◆ Provided text
===============

First of all, my FreeNAS box is for home use and serves the dual purpose of providing a convenient and pretty-darn-safe home storage solution for movies, family photos, and all the other digital junk that accumulates over the years, as well as giving me the opportunity to 'play' in a non-critical environment for my own personal enjoyment and keep my skills fresh. Everything important gets backed up off-site as well as in the cloud.

My current system:
  • FreeNAS 9.10.2 U6
  • Supermicro X11SSM-F (I upgraded after my ASRock C2750D4I died)
  • Intel Xeon 1245 V6
  • 2 x MICRON 16GB ECC UDIMM (MTA18ASF2G72AZ-2G3B1)
  • 4 x WD RED 4TB in a RAID-Z1 configuration
  • 2 x Kingston DataTraveler SE9 G2 16GB USB drives (boot + mirror)
I have purchased four new WD RED 6TB drives, downloaded a fresh copy of FreeNAS 11.2 U7, prepared the installation media (USB drive) and I am ready to roll! Here is where my question starts.

I want to start fresh. A clean install of FreeNAS. I don't like the decisions I made years ago when I first set up my system and I have bungled around in there sufficiently that I don't even know at this point what I have unwittingly 'broken'. I don't care about any of the current configurations, plugins, jails, or anything else, just the data. Plus, it has been years since I set this whole thing up and I want to re-learn how to do things from scratch because at this point, I have forgotten!

Problem is, I am not sure what the best way to do this upgrade is. The tl;dr version of my goal here is that I want a fresh FreeNAS system incorporating the new additional storage I have purchased without losing any data on my current pool. What seems to me to be the best, based on what I have read, would be this:
  1. Remove the USB boot drive(s) and four HDD's currently in the system, put them aside.
  2. Install the four new HDD's, new USB boot drives
  3. Install a clean copy of FreeNAS 11.2
  4. Configure the new HDD's into a RAID-Z1 pool
  5. Setup any plugins and fun bits.
  6. Go get a cup of coffee
Now, with the new system up and running happily:
  1. Put the four old HDD's back in the system
  2. Import (?) the old pool as a temporary pool rather than directly adding it into the primary pool (this is the only way to preserve the data on the old pool, correct?)

===============

◆ What the task requires
Pick up the FreeNAS upgrade post after its last numbered step and continue writing it.

◆ Page layout parsing data
===============

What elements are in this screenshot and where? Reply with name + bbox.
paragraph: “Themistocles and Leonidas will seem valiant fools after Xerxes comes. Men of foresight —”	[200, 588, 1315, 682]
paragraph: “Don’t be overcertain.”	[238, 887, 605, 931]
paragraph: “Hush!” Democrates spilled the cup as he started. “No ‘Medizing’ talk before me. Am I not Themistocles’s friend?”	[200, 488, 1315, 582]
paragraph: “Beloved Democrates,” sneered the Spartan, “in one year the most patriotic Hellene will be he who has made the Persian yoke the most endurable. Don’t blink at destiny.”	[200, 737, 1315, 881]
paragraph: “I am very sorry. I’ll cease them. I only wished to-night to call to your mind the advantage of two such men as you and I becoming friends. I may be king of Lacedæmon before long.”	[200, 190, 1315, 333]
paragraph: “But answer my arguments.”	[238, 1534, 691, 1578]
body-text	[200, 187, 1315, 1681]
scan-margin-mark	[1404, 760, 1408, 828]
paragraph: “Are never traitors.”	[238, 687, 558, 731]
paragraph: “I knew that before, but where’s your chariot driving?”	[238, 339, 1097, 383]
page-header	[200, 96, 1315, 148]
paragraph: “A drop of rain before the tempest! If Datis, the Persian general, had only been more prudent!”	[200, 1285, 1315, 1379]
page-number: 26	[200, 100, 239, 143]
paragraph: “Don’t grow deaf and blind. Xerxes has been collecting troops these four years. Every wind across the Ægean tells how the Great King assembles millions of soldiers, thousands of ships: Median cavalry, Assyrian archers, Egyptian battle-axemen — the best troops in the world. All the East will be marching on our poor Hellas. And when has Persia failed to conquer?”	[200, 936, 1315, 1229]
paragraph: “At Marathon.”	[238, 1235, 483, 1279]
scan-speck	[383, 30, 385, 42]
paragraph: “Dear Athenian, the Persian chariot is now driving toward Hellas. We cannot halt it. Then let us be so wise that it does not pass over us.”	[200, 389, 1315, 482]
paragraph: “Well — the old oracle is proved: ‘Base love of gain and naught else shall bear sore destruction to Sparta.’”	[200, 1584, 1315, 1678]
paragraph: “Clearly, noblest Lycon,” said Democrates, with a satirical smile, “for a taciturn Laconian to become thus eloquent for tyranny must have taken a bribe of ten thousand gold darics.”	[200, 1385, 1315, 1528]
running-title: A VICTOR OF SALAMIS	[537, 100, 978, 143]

===============

◆ Answer below
  3. Move the data that I want to keep from the temporary pool into the primary pool on the new HDD's
  4. Kill the temporary pool and wipe the four old HDD's
  5. Add the four old HDD's as a new vdev to extend the primary pool
  6. Go get another cup of coffee and a piece of cake (I deserve a reward, right?)
Can anyone see any issues with following this plan? Is there a better way? Are there pitfalls to this that I should be aware of? Will the 9.10.2 configured pool be seen by the new 11.2 system? Any suggestions on a good celebratory cake?

Thanks in advance!
 

Alecmascot

Guru
Joined
Mar 18, 2014
Messages
1,177
looks ok but...

A raidz1 pool is sub-optimal for 6TB drives. Raidz2 would be better.
USB boot drives are a no-no now. Use an SSD.
 

Jasse Jansson

Explorer
Joined
Mar 19, 2017
Messages
71
Boot SSD's uses valuable and limited number of SATA ports.
RaidZ2 is only viable if you have a lot of SATA ports.
I have booted from mirrored USB sticks for years with very little trouble.
PS.
SSD drives dies too.
DS.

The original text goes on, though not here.